• _Given information_
◆ ◆ ◆ ◆

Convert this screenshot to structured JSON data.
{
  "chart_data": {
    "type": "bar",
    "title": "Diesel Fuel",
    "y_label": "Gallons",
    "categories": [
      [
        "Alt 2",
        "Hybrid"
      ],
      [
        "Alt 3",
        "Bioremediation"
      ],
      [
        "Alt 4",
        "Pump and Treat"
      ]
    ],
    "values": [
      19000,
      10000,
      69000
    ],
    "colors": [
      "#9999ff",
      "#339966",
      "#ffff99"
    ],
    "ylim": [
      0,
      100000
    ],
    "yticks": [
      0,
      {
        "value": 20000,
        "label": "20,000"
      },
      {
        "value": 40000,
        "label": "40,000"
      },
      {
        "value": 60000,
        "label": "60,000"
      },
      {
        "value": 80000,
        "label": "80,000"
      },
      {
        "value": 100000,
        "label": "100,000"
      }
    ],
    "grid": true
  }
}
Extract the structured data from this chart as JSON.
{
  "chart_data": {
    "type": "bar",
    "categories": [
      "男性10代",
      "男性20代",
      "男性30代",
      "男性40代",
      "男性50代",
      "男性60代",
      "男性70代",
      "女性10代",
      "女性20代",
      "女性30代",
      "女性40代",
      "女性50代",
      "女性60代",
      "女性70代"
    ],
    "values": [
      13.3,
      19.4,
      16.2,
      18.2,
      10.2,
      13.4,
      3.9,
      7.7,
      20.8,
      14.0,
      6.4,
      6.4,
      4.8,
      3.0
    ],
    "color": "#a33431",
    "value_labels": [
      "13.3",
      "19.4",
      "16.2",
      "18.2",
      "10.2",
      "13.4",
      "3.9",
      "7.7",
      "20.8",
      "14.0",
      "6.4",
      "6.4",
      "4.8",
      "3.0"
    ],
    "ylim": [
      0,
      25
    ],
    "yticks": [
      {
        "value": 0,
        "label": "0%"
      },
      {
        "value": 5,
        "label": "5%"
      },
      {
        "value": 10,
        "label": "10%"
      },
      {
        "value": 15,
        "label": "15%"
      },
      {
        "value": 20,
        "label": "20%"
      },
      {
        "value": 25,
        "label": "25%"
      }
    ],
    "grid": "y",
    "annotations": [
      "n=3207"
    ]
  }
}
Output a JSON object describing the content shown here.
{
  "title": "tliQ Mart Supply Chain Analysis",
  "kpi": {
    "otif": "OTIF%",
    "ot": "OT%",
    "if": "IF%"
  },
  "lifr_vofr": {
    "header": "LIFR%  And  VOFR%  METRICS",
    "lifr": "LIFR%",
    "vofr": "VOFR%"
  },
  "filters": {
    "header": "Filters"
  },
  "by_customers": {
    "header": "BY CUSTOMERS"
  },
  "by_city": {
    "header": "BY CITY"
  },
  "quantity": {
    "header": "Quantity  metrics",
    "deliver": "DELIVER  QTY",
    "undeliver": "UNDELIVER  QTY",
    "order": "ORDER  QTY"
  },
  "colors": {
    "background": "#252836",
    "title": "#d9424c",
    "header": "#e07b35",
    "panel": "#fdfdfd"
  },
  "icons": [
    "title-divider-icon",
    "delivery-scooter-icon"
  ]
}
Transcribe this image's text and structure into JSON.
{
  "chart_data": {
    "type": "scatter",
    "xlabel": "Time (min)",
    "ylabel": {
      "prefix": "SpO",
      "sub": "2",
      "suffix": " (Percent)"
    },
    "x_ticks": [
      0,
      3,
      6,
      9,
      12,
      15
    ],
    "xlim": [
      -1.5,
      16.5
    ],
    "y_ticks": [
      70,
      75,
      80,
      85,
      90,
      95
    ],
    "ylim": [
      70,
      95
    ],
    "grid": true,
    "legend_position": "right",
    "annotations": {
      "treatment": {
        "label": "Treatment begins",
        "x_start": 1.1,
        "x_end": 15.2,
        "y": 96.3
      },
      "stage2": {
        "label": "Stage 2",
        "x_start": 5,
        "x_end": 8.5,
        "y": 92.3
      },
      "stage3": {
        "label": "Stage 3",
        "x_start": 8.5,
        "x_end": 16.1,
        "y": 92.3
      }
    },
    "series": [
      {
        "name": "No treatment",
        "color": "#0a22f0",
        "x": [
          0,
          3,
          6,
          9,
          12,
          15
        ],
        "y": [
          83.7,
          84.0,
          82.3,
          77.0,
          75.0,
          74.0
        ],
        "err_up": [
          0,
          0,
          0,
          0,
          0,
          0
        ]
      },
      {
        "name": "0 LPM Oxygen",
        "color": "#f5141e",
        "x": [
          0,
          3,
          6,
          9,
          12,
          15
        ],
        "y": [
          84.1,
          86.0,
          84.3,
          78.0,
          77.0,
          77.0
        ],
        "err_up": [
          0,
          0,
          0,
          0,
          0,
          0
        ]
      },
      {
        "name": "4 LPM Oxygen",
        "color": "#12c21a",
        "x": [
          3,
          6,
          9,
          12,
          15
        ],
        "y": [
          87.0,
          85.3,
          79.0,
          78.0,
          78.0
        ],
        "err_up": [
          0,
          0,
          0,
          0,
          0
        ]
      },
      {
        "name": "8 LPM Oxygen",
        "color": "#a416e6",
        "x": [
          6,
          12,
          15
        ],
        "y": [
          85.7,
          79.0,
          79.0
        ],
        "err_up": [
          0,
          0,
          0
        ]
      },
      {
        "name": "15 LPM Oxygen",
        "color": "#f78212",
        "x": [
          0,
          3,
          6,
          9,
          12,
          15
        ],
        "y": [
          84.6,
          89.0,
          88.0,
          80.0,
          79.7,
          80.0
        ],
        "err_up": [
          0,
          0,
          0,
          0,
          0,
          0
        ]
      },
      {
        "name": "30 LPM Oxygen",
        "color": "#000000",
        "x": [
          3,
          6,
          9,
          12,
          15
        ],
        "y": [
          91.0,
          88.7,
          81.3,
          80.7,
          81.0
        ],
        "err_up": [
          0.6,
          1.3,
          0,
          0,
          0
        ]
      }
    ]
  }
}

◆ ◆ ◆ ◆

• _Written problem_
Write out every record, exactly as written.

• _The result_
Convert this screenshot to structured JSON data.
{
  "chart_data": {
    "type": "bar",
    "title": "Diesel Fuel",
    "y_label": "Gallons",
    "categories": [
      [
        "Alt 2",
        "Hybrid"
      ],
      [
        "Alt 3",
        "Bioremediation"
      ],
      [
        "Alt 4",
        "Pump and Treat"
      ]
    ],
    "values": [
      19000,
      10000,
      69000
    ],
    "colors": [
      "#9999ff",
      "#339966",
      "#ffff99"
    ],
    "ylim": [
      0,
      100000
    ],
    "yticks": [
      0,
      {
        "value": 20000,
        "label": "20,000"
      },
      {
        "value": 40000,
        "label": "40,000"
      },
      {
        "value": 60000,
        "label": "60,000"
      },
      {
        "value": 80000,
        "label": "80,000"
      },
      {
        "value": 100000,
        "label": "100,000"
      }
    ],
    "grid": true
  }
}
Extract the structured data from this chart as JSON.
{
  "chart_data": {
    "type": "bar",
    "categories": [
      "男性10代",
      "男性20代",
      "男性30代",
      "男性40代",
      "男性50代",
      "男性60代",
      "男性70代",
      "女性10代",
      "女性20代",
      "女性30代",
      "女性40代",
      "女性50代",
      "女性60代",
      "女性70代"
    ],
    "values": [
      13.3,
      19.4,
      16.2,
      18.2,
      10.2,
      13.4,
      3.9,
      7.7,
      20.8,
      14.0,
      6.4,
      6.4,
      4.8,
      3.0
    ],
    "color": "#a33431",
    "value_labels": [
      "13.3",
      "19.4",
      "16.2",
      "18.2",
      "10.2",
      "13.4",
      "3.9",
      "7.7",
      "20.8",
      "14.0",
      "6.4",
      "6.4",
      "4.8",
      "3.0"
    ],
    "ylim": [
      0,
      25
    ],
    "yticks": [
      {
        "value": 0,
        "label": "0%"
      },
      {
        "value": 5,
        "label": "5%"
      },
      {
        "value": 10,
        "label": "10%"
      },
      {
        "value": 15,
        "label": "15%"
      },
      {
        "value": 20,
        "label": "20%"
      },
      {
        "value": 25,
        "label": "25%"
      }
    ],
    "grid": "y",
    "annotations": [
      "n=3207"
    ]
  }
}
Output a JSON object describing the content shown here.
{
  "title": "tliQ Mart Supply Chain Analysis",
  "kpi": {
    "otif": "OTIF%",
    "ot": "OT%",
    "if": "IF%"
  },
  "lifr_vofr": {
    "header": "LIFR%  And  VOFR%  METRICS",
    "lifr": "LIFR%",
    "vofr": "VOFR%"
  },
  "filters": {
    "header": "Filters"
  },
  "by_customers": {
    "header": "BY CUSTOMERS"
  },
  "by_city": {
    "header": "BY CITY"
  },
  "quantity": {
    "header": "Quantity  metrics",
    "deliver": "DELIVER  QTY",
    "undeliver": "UNDELIVER  QTY",
    "order": "ORDER  QTY"
  },
  "colors": {
    "background": "#252836",
    "title": "#d9424c",
    "header": "#e07b35",
    "panel": "#fdfdfd"
  },
  "icons": [
    "title-divider-icon",
    "delivery-scooter-icon"
  ]
}
Transcribe this image's text and structure into JSON.
{
  "chart_data": {
    "type": "scatter",
    "xlabel": "Time (min)",
    "ylabel": {
      "prefix": "SpO",
      "sub": "2",
      "suffix": " (Percent)"
    },
    "x_ticks": [
      0,
      3,
      6,
      9,
      12,
      15
    ],
    "xlim": [
      -1.5,
      16.5
    ],
    "y_ticks": [
      70,
      75,
      80,
      85,
      90,
      95
    ],
    "ylim": [
      70,
      95
    ],
    "grid": true,
    "legend_position": "right",
    "annotations": {
      "treatment": {
        "label": "Treatment begins",
        "x_start": 1.1,
        "x_end": 15.2,
        "y": 96.3
      },
      "stage2": {
        "label": "Stage 2",
        "x_start": 5,
        "x_end": 8.5,
        "y": 92.3
      },
      "stage3": {
        "label": "Stage 3",
        "x_start": 8.5,
        "x_end": 16.1,
        "y": 92.3
      }
    },
    "series": [
      {
        "name": "No treatment",
        "color": "#0a22f0",
        "x": [
          0,
          3,
          6,
          9,
          12,
          15
        ],
        "y": [
          83.7,
          84.0,
          82.3,
          77.0,
          75.0,
          74.0
        ],
        "err_up": [
          0,
          0,
          0,
          0,
          0,
          0
        ]
      },
      {
        "name": "0 LPM Oxygen",
        "color": "#f5141e",
        "x": [
          0,
          3,
          6,
          9,
          12,
          15
        ],
        "y": [
          84.1,
          86.0,
          84.3,
          78.0,
          77.0,
          77.0
        ],
        "err_up": [
          0,
          0,
          0,
          0,
          0,
          0
        ]
      },
      {
        "name": "4 LPM Oxygen",
        "color": "#12c21a",
        "x": [
          3,
          6,
          9,
          12,
          15
        ],
        "y": [
          87.0,
          85.3,
          79.0,
          78.0,
          78.0
        ],
        "err_up": [
          0,
          0,
          0,
          0,
          0
        ]
      },
      {
        "name": "8 LPM Oxygen",
        "color": "#a416e6",
        "x": [
          6,
          12,
          15
        ],
        "y": [
          85.7,
          79.0,
          79.0
        ],
        "err_up": [
          0,
          0,
          0
        ]
      },
      {
        "name": "15 LPM Oxygen",
        "color": "#f78212",
        "x": [
          0,
          3,
          6,
          9,
          12,
          15
        ],
        "y": [
          84.6,
          89.0,
          88.0,
          80.0,
          79.7,
          80.0
        ],
        "err_up": [
          0,
          0,
          0,
          0,
          0,
          0
        ]
      },
      {
        "name": "30 LPM Oxygen",
        "color": "#000000",
        "x": [
          3,
          6,
          9,
          12,
          15
        ],
        "y": [
          91.0,
          88.7,
          81.3,
          80.7,
          81.0
        ],
        "err_up": [
          0.6,
          1.3,
          0,
          0,
          0
        ]
      }
    ]
  }
}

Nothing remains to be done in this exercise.